**Provided data:**
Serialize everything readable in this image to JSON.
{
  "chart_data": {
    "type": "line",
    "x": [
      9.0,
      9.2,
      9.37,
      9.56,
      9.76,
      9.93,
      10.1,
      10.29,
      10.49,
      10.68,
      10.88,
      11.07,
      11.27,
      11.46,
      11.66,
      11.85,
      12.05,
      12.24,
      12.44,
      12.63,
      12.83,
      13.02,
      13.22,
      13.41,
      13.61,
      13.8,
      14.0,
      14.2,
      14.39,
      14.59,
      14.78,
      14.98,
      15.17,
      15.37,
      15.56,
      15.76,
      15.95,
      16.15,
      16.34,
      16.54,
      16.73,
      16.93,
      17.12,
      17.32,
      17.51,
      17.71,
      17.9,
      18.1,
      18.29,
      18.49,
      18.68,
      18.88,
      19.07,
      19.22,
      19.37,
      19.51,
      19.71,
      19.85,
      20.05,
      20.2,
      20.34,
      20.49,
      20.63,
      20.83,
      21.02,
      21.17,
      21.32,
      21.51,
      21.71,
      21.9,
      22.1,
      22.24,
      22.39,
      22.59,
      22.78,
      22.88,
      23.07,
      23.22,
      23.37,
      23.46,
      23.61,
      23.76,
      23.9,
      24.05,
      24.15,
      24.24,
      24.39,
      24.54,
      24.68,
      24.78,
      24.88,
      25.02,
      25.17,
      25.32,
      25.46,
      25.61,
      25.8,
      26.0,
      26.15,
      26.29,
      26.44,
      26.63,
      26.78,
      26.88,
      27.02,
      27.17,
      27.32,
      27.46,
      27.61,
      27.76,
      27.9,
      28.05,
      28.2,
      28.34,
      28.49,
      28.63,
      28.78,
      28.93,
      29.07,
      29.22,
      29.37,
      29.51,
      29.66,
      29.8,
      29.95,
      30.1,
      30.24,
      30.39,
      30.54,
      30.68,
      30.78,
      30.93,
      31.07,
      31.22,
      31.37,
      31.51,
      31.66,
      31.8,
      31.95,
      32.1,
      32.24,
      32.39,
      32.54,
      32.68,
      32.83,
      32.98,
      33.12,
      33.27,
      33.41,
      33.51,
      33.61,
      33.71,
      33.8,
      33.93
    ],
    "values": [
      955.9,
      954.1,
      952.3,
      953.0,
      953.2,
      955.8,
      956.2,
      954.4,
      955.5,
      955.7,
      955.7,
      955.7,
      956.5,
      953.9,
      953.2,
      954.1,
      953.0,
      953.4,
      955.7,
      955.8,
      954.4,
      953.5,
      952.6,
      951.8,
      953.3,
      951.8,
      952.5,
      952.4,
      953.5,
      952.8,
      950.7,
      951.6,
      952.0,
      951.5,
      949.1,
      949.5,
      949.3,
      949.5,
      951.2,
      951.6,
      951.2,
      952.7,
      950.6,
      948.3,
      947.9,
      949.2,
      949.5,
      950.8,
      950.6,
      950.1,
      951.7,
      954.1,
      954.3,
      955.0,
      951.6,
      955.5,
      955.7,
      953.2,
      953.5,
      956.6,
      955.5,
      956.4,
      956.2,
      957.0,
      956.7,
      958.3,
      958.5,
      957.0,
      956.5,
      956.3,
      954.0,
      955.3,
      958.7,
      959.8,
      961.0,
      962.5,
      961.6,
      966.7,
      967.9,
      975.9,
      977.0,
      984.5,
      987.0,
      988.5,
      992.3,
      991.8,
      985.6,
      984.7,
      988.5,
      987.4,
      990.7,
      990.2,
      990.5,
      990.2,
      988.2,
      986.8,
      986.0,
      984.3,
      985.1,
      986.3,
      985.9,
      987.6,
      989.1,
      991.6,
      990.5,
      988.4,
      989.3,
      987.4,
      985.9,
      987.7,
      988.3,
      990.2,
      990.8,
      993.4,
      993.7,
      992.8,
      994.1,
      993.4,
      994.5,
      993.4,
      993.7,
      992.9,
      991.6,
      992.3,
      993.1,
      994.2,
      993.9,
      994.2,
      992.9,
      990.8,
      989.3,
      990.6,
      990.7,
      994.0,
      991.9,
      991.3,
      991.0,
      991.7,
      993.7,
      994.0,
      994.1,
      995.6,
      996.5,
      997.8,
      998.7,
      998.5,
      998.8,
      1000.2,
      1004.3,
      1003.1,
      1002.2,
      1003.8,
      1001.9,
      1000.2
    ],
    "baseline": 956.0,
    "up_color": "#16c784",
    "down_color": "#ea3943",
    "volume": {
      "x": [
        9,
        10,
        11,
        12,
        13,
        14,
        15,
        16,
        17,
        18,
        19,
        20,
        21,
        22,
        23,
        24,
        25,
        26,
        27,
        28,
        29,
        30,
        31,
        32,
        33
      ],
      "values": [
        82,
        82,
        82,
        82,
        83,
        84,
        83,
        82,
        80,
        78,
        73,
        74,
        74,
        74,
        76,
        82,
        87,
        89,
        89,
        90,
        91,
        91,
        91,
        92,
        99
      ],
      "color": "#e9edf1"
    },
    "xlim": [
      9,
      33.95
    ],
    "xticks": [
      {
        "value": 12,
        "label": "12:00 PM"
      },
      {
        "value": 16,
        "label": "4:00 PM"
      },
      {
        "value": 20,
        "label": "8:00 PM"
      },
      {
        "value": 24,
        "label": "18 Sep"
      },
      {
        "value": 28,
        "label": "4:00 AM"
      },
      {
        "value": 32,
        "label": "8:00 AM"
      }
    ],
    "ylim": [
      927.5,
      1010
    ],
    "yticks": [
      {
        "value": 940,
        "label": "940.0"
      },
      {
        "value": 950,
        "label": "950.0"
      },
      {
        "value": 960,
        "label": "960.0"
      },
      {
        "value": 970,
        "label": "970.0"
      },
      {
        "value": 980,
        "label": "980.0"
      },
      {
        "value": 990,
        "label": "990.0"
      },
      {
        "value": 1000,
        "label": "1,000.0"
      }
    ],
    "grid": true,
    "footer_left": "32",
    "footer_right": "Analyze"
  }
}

**Given task:** Print the whole listing again, exactly.

**Exercise solution:**
Serialize everything readable in this image to JSON.
{
  "chart_data": {
    "type": "line",
    "x": [
      9.0,
      9.2,
      9.37,
      9.56,
      9.76,
      9.93,
      10.1,
      10.29,
      10.49,
      10.68,
      10.88,
      11.07,
      11.27,
      11.46,
      11.66,
      11.85,
      12.05,
      12.24,
      12.44,
      12.63,
      12.83,
      13.02,
      13.22,
      13.41,
      13.61,
      13.8,
      14.0,
      14.2,
      14.39,
      14.59,
      14.78,
      14.98,
      15.17,
      15.37,
      15.56,
      15.76,
      15.95,
      16.15,
      16.34,
      16.54,
      16.73,
      16.93,
      17.12,
      17.32,
      17.51,
      17.71,
      17.9,
      18.1,
      18.29,
      18.49,
      18.68,
      18.88,
      19.07,
      19.22,
      19.37,
      19.51,
      19.71,
      19.85,
      20.05,
      20.2,
      20.34,
      20.49,
      20.63,
      20.83,
      21.02,
      21.17,
      21.32,
      21.51,
      21.71,
      21.9,
      22.1,
      22.24,
      22.39,
      22.59,
      22.78,
      22.88,
      23.07,
      23.22,
      23.37,
      23.46,
      23.61,
      23.76,
      23.9,
      24.05,
      24.15,
      24.24,
      24.39,
      24.54,
      24.68,
      24.78,
      24.88,
      25.02,
      25.17,
      25.32,
      25.46,
      25.61,
      25.8,
      26.0,
      26.15,
      26.29,
      26.44,
      26.63,
      26.78,
      26.88,
      27.02,
      27.17,
      27.32,
      27.46,
      27.61,
      27.76,
      27.9,
      28.05,
      28.2,
      28.34,
      28.49,
      28.63,
      28.78,
      28.93,
      29.07,
      29.22,
      29.37,
      29.51,
      29.66,
      29.8,
      29.95,
      30.1,
      30.24,
      30.39,
      30.54,
      30.68,
      30.78,
      30.93,
      31.07,
      31.22,
      31.37,
      31.51,
      31.66,
      31.8,
      31.95,
      32.1,
      32.24,
      32.39,
      32.54,
      32.68,
      32.83,
      32.98,
      33.12,
      33.27,
      33.41,
      33.51,
      33.61,
      33.71,
      33.8,
      33.93
    ],
    "values": [
      955.9,
      954.1,
      952.3,
      953.0,
      953.2,
      955.8,
      956.2,
      954.4,
      955.5,
      955.7,
      955.7,
      955.7,
      956.5,
      953.9,
      953.2,
      954.1,
      953.0,
      953.4,
      955.7,
      955.8,
      954.4,
      953.5,
      952.6,
      951.8,
      953.3,
      951.8,
      952.5,
      952.4,
      953.5,
      952.8,
      950.7,
      951.6,
      952.0,
      951.5,
      949.1,
      949.5,
      949.3,
      949.5,
      951.2,
      951.6,
      951.2,
      952.7,
      950.6,
      948.3,
      947.9,
      949.2,
      949.5,
      950.8,
      950.6,
      950.1,
      951.7,
      954.1,
      954.3,
      955.0,
      951.6,
      955.5,
      955.7,
      953.2,
      953.5,
      956.6,
      955.5,
      956.4,
      956.2,
      957.0,
      956.7,
      958.3,
      958.5,
      957.0,
      956.5,
      956.3,
      954.0,
      955.3,
      958.7,
      959.8,
      961.0,
      962.5,
      961.6,
      966.7,
      967.9,
      975.9,
      977.0,
      984.5,
      987.0,
      988.5,
      992.3,
      991.8,
      985.6,
      984.7,
      988.5,
      987.4,
      990.7,
      990.2,
      990.5,
      990.2,
      988.2,
      986.8,
      986.0,
      984.3,
      985.1,
      986.3,
      985.9,
      987.6,
      989.1,
      991.6,
      990.5,
      988.4,
      989.3,
      987.4,
      985.9,
      987.7,
      988.3,
      990.2,
      990.8,
      993.4,
      993.7,
      992.8,
      994.1,
      993.4,
      994.5,
      993.4,
      993.7,
      992.9,
      991.6,
      992.3,
      993.1,
      994.2,
      993.9,
      994.2,
      992.9,
      990.8,
      989.3,
      990.6,
      990.7,
      994.0,
      991.9,
      991.3,
      991.0,
      991.7,
      993.7,
      994.0,
      994.1,
      995.6,
      996.5,
      997.8,
      998.7,
      998.5,
      998.8,
      1000.2,
      1004.3,
      1003.1,
      1002.2,
      1003.8,
      1001.9,
      1000.2
    ],
    "baseline": 956.0,
    "up_color": "#16c784",
    "down_color": "#ea3943",
    "volume": {
      "x": [
        9,
        10,
        11,
        12,
        13,
        14,
        15,
        16,
        17,
        18,
        19,
        20,
        21,
        22,
        23,
        24,
        25,
        26,
        27,
        28,
        29,
        30,
        31,
        32,
        33
      ],
      "values": [
        82,
        82,
        82,
        82,
        83,
        84,
        83,
        82,
        80,
        78,
        73,
        74,
        74,
        74,
        76,
        82,
        87,
        89,
        89,
        90,
        91,
        91,
        91,
        92,
        99
      ],
      "color": "#e9edf1"
    },
    "xlim": [
      9,
      33.95
    ],
    "xticks": [
      {
        "value": 12,
        "label": "12:00 PM"
      },
      {
        "value": 16,
        "label": "4:00 PM"
      },
      {
        "value": 20,
        "label": "8:00 PM"
      },
      {
        "value": 24,
        "label": "18 Sep"
      },
      {
        "value": 28,
        "label": "4:00 AM"
      },
      {
        "value": 32,
        "label": "8:00 AM"
      }
    ],
    "ylim": [
      927.5,
      1010
    ],
    "yticks": [
      {
        "value": 940,
        "label": "940.0"
      },
      {
        "value": 950,
        "label": "950.0"
      },
      {
        "value": 960,
        "label": "960.0"
      },
      {
        "value": 970,
        "label": "970.0"
      },
      {
        "value": 980,
        "label": "980.0"
      },
      {
        "value": 990,
        "label": "990.0"
      },
      {
        "value": 1000,
        "label": "1,000.0"
      }
    ],
    "grid": true,
    "footer_left": "32",
    "footer_right": "Analyze"
  }
}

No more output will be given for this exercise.